• [GIVEN TASK]
Write the records out again exactly, leaving no images in.

---------- DATA SUPPLIED

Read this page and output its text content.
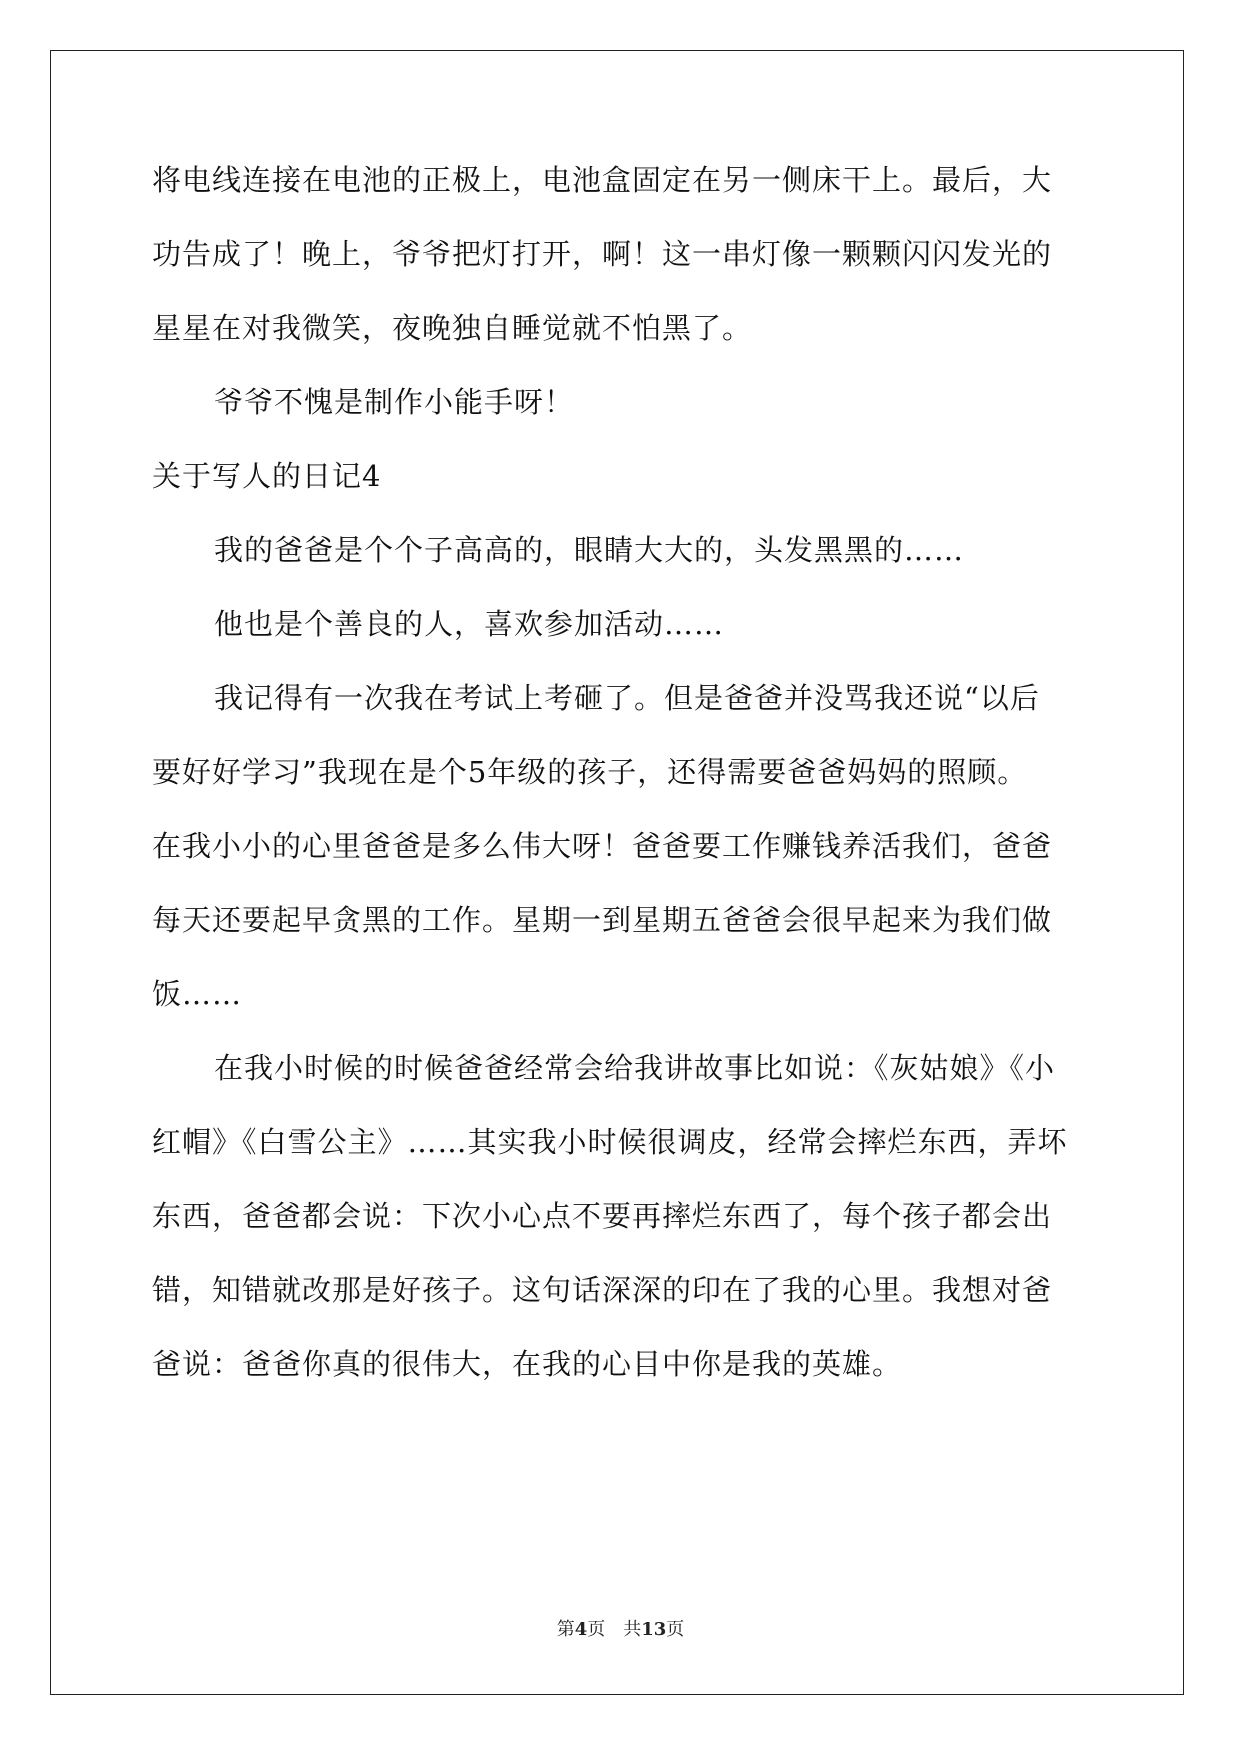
将电线连接在电池的正极上，电池盒固定在另一侧床干上。最后，大
功告成了！晚上，爷爷把灯打开，啊！这一串灯像一颗颗闪闪发光的
星星在对我微笑，夜晚独自睡觉就不怕黑了。
爷爷不愧是制作小能手呀！
关于写人的日记4
我的爸爸是个个子高高的，眼睛大大的，头发黑黑的……
他也是个善良的人，喜欢参加活动……
我记得有一次我在考试上考砸了。但是爸爸并没骂我还说“以后
要好好学习”我现在是个5年级的孩子，还得需要爸爸妈妈的照顾。
在我小小的心里爸爸是多么伟大呀！爸爸要工作赚钱养活我们，爸爸
每天还要起早贪黑的工作。星期一到星期五爸爸会很早起来为我们做
饭……
在我小时候的时候爸爸经常会给我讲故事比如说：《灰姑娘》《小
红帽》《白雪公主》……其实我小时候很调皮，经常会摔烂东西，弄坏
东西，爸爸都会说：下次小心点不要再摔烂东西了，每个孩子都会出
错，知错就改那是好孩子。这句话深深的印在了我的心里。我想对爸
爸说：爸爸你真的很伟大，在我的心目中你是我的英雄。
第4页　共13页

--------------------

• [SOLUTION TO THIS TASK]
Read this page and output its text content.
将电线连接在电池的正极上，电池盒固定在另一侧床干上。最后，大
功告成了！晚上，爷爷把灯打开，啊！这一串灯像一颗颗闪闪发光的
星星在对我微笑，夜晚独自睡觉就不怕黑了。
爷爷不愧是制作小能手呀！
关于写人的日记4
我的爸爸是个个子高高的，眼睛大大的，头发黑黑的……
他也是个善良的人，喜欢参加活动……
我记得有一次我在考试上考砸了。但是爸爸并没骂我还说“以后
要好好学习”我现在是个5年级的孩子，还得需要爸爸妈妈的照顾。
在我小小的心里爸爸是多么伟大呀！爸爸要工作赚钱养活我们，爸爸
每天还要起早贪黑的工作。星期一到星期五爸爸会很早起来为我们做
饭……
在我小时候的时候爸爸经常会给我讲故事比如说：《灰姑娘》《小
红帽》《白雪公主》……其实我小时候很调皮，经常会摔烂东西，弄坏
东西，爸爸都会说：下次小心点不要再摔烂东西了，每个孩子都会出
错，知错就改那是好孩子。这句话深深的印在了我的心里。我想对爸
爸说：爸爸你真的很伟大，在我的心目中你是我的英雄。
第4页　共13页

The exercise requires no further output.